Description of the task:
In the following material, identify every line holding the string "name" and return it.

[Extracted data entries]
* Start *

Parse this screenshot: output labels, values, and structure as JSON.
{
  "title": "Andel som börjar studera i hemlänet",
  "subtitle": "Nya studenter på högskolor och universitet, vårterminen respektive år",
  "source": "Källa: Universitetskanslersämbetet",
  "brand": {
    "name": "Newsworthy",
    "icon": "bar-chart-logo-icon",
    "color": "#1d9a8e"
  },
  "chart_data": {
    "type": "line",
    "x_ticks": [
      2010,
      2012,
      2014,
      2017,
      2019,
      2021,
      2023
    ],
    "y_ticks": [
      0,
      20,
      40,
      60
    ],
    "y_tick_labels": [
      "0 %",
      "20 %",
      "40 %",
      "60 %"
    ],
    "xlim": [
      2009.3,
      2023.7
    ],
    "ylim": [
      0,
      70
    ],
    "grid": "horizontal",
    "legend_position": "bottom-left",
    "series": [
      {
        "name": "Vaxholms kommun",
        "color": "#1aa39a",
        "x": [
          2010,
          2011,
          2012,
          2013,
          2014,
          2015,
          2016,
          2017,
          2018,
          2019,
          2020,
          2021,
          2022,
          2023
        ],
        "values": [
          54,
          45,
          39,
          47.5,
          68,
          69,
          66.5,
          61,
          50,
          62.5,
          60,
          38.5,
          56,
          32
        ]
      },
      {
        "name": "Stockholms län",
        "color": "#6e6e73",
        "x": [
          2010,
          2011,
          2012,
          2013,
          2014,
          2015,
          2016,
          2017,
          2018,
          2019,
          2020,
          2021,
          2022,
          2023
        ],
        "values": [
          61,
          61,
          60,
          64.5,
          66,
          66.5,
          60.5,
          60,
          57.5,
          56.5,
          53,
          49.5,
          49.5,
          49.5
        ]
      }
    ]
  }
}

* End *

Solved exercise:
    "name": "Newsworthy",
        "name": "Vaxholms kommun",
        "name": "Stockholms län",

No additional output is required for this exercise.